=== Collected data entries ===
● ● ●
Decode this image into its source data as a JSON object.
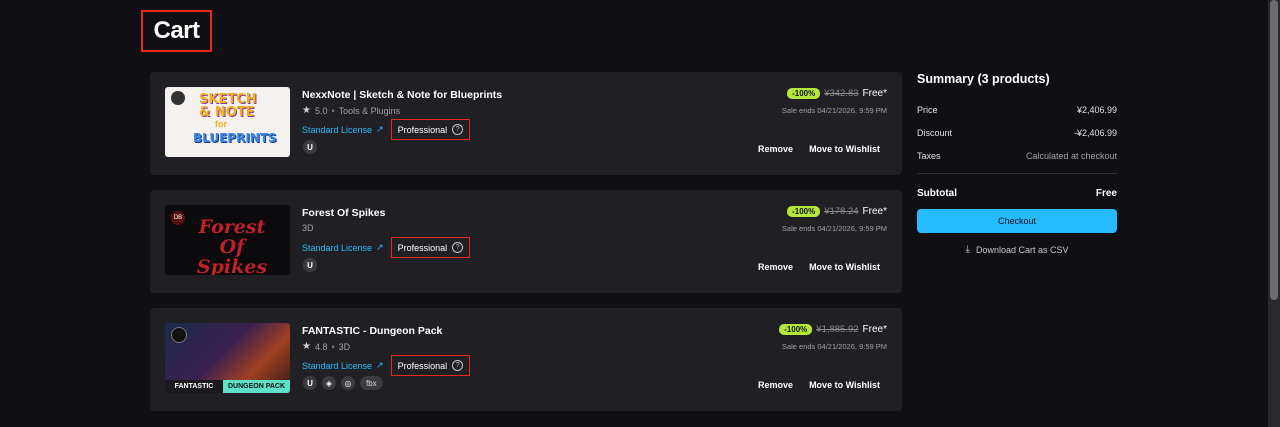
{
  "page": {
    "title": "Cart"
  },
  "items": [
    {
      "title": "NexxNote | Sketch & Note for Blueprints",
      "rating": "5.0",
      "category": "Tools & Plugins",
      "license_link": "Standard License",
      "license_type": "Professional",
      "discount": "-100%",
      "old_price": "¥342.83",
      "new_price": "Free*",
      "sale_ends": "Sale ends 04/21/2026, 9:59 PM",
      "remove": "Remove",
      "wishlist": "Move to Wishlist",
      "thumb_text": {
        "line1": "SKETCH",
        "line2": "& NOTE",
        "line3": "for",
        "line4": "BLUEPRINTS"
      },
      "platforms": [
        "unreal-engine-icon"
      ]
    },
    {
      "title": "Forest Of Spikes",
      "category": "3D",
      "license_link": "Standard License",
      "license_type": "Professional",
      "discount": "-100%",
      "old_price": "¥178.24",
      "new_price": "Free*",
      "sale_ends": "Sale ends 04/21/2026, 9:59 PM",
      "remove": "Remove",
      "wishlist": "Move to Wishlist",
      "thumb_text": {
        "line1": "Forest",
        "line2": "Of Spikes",
        "logo": "DB"
      },
      "platforms": [
        "unreal-engine-icon"
      ]
    },
    {
      "title": "FANTASTIC - Dungeon Pack",
      "rating": "4.8",
      "category": "3D",
      "license_link": "Standard License",
      "license_type": "Professional",
      "discount": "-100%",
      "old_price": "¥1,885.92",
      "new_price": "Free*",
      "sale_ends": "Sale ends 04/21/2026, 9:59 PM",
      "remove": "Remove",
      "wishlist": "Move to Wishlist",
      "thumb_text": {
        "left": "FANTASTIC",
        "right": "DUNGEON PACK"
      },
      "platforms": [
        "unreal-engine-icon",
        "unity-icon",
        "blender-icon"
      ],
      "format_pill": "fbx"
    }
  ],
  "summary": {
    "title": "Summary (3 products)",
    "price_label": "Price",
    "price_value": "¥2,406.99",
    "discount_label": "Discount",
    "discount_value": "-¥2,406.99",
    "taxes_label": "Taxes",
    "taxes_value": "Calculated at checkout",
    "subtotal_label": "Subtotal",
    "subtotal_value": "Free",
    "checkout": "Checkout",
    "download": "Download Cart as CSV"
  },
  "colors": {
    "accent": "#26bbff",
    "discount_badge": "#b5e63a",
    "highlight_border": "#e8281e",
    "background": "#101014",
    "card": "#202024"
  }
}
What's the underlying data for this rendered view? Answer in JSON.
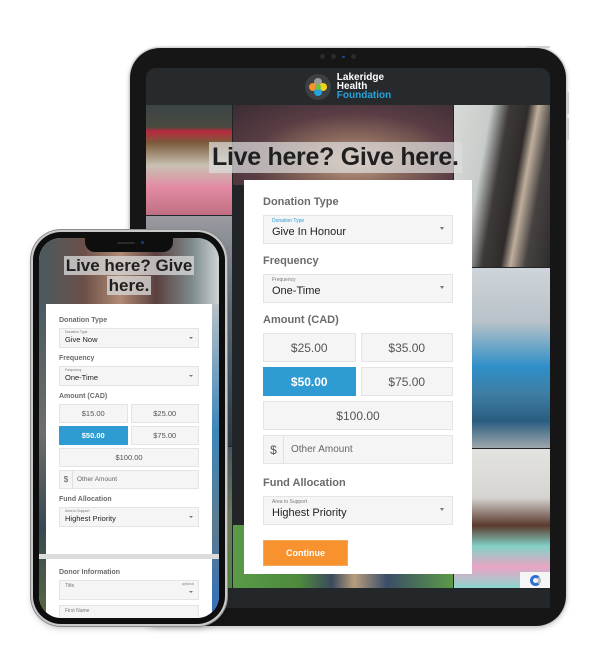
{
  "brand": {
    "line1": "Lakeridge",
    "line2": "Health",
    "line3": "Foundation",
    "accent_color": "#27a3dc",
    "logo_colors": [
      "#9a9a9a",
      "#f7922e",
      "#f3d31a",
      "#27a3dc",
      "#6fbe44"
    ]
  },
  "tablet": {
    "hero_title": "Live here? Give here.",
    "form": {
      "donation_type": {
        "section_label": "Donation Type",
        "field_label": "Donation Type",
        "value": "Give In Honour"
      },
      "frequency": {
        "section_label": "Frequency",
        "field_label": "Frequency",
        "value": "One-Time"
      },
      "amount": {
        "section_label": "Amount (CAD)",
        "options": [
          "$25.00",
          "$35.00",
          "$50.00",
          "$75.00",
          "$100.00"
        ],
        "selected": "$50.00",
        "currency_symbol": "$",
        "other_placeholder": "Other Amount"
      },
      "fund": {
        "section_label": "Fund Allocation",
        "field_label": "Area to Support",
        "value": "Highest Priority"
      },
      "continue_label": "Continue",
      "continue_color": "#f7922e",
      "selected_color": "#2f9bd3"
    }
  },
  "phone": {
    "hero_line1": "Live here? Give",
    "hero_line2": "here.",
    "form": {
      "donation_type": {
        "section_label": "Donation Type",
        "field_label": "Donation Type",
        "value": "Give Now"
      },
      "frequency": {
        "section_label": "Frequency",
        "field_label": "Frequency",
        "value": "One-Time"
      },
      "amount": {
        "section_label": "Amount (CAD)",
        "options": [
          "$15.00",
          "$25.00",
          "$50.00",
          "$75.00",
          "$100.00"
        ],
        "selected": "$50.00",
        "currency_symbol": "$",
        "other_placeholder": "Other Amount"
      },
      "fund": {
        "section_label": "Fund Allocation",
        "field_label": "Area to Support",
        "value": "Highest Priority"
      }
    },
    "donor": {
      "section_label": "Donor Information",
      "title_placeholder": "Title",
      "title_optional": "optional",
      "first_name_placeholder": "First Name"
    }
  }
}
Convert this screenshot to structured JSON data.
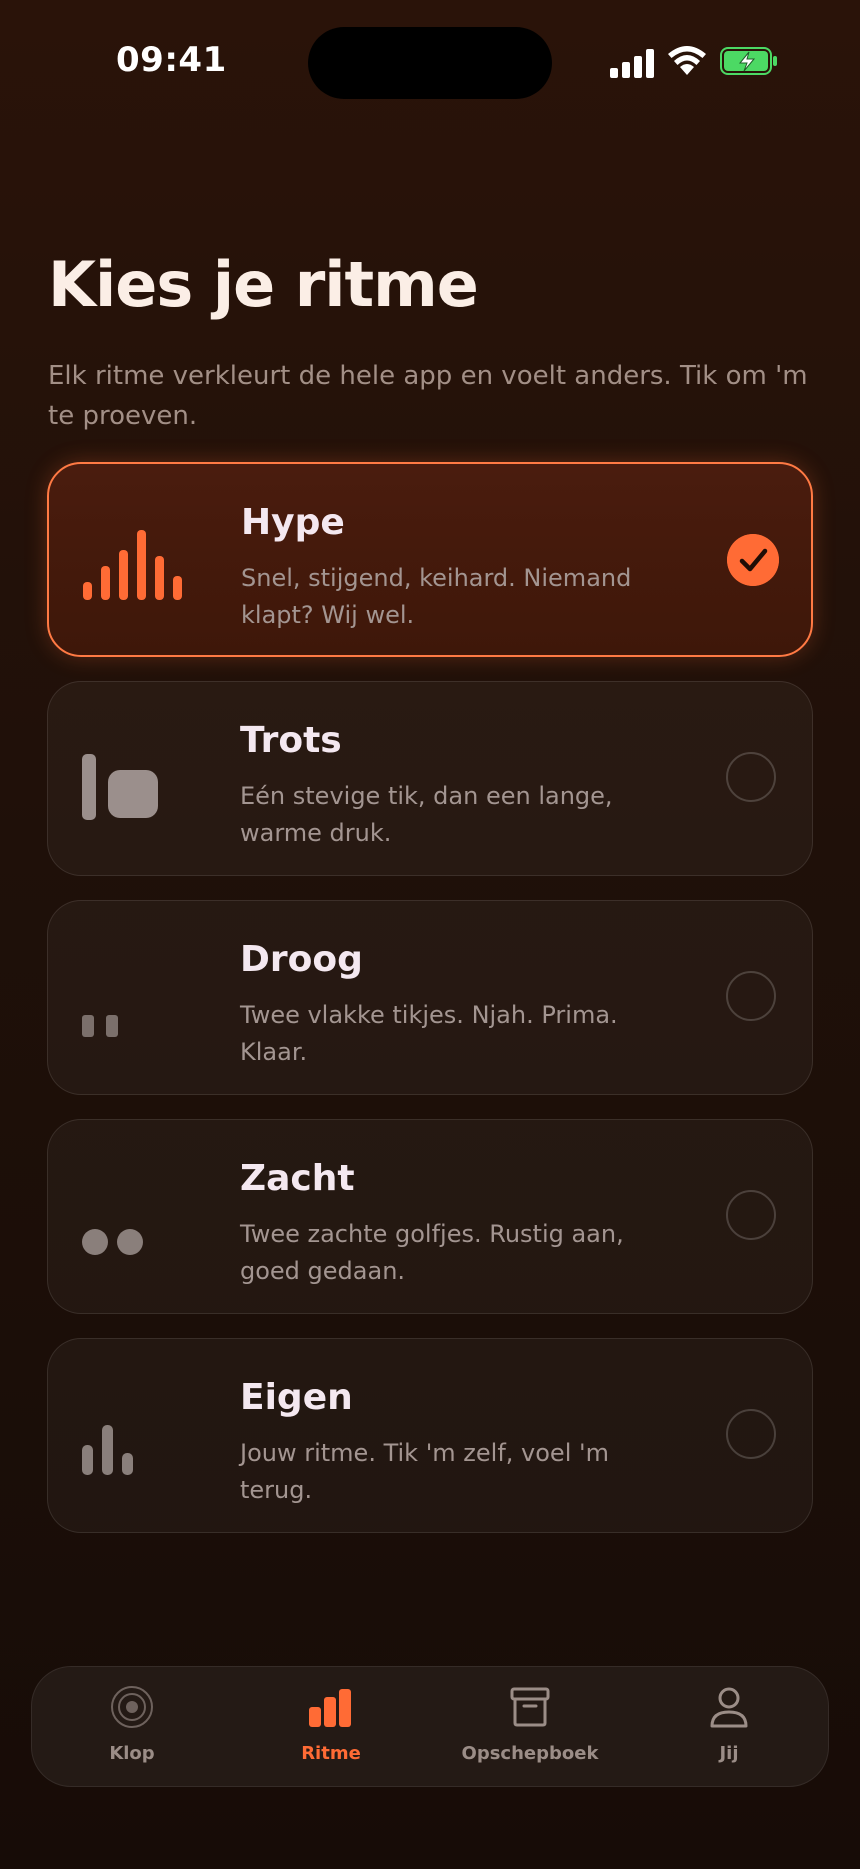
{
  "status_bar": {
    "time": "09:41"
  },
  "header": {
    "title": "Kies je ritme",
    "subtitle": "Elk ritme verkleurt de hele app en voelt anders. Tik om 'm te proeven."
  },
  "options": [
    {
      "name": "Hype",
      "description": "Snel, stijgend, keihard. Niemand klapt? Wij wel.",
      "selected": true,
      "icon": "rising-bars-icon"
    },
    {
      "name": "Trots",
      "description": "Eén stevige tik, dan een lange, warme druk.",
      "selected": false,
      "icon": "tap-hold-icon"
    },
    {
      "name": "Droog",
      "description": "Twee vlakke tikjes. Njah. Prima. Klaar.",
      "selected": false,
      "icon": "two-ticks-icon"
    },
    {
      "name": "Zacht",
      "description": "Twee zachte golfjes. Rustig aan, goed gedaan.",
      "selected": false,
      "icon": "two-dots-icon"
    },
    {
      "name": "Eigen",
      "description": "Jouw ritme. Tik 'm zelf, voel 'm terug.",
      "selected": false,
      "icon": "custom-bars-icon"
    }
  ],
  "tabbar": {
    "tabs": [
      {
        "label": "Klop",
        "icon": "pulse-icon",
        "active": false
      },
      {
        "label": "Ritme",
        "icon": "bars-icon",
        "active": true
      },
      {
        "label": "Opschepboek",
        "icon": "archive-icon",
        "active": false
      },
      {
        "label": "Jij",
        "icon": "person-icon",
        "active": false
      }
    ]
  },
  "colors": {
    "accent": "#ff6b35",
    "background": "#1f1009",
    "muted": "#a39591"
  }
}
● ● ●
=== EXERCISE AIM ===
Gather every line from the entries above where the word "Twee" appears, and copy them.

=== RESPONSE TO THE EXERCISE ===
      "description": "Twee vlakke tikjes. Njah. Prima. Klaar.",
      "description": "Twee zachte golfjes. Rustig aan, goed gedaan.",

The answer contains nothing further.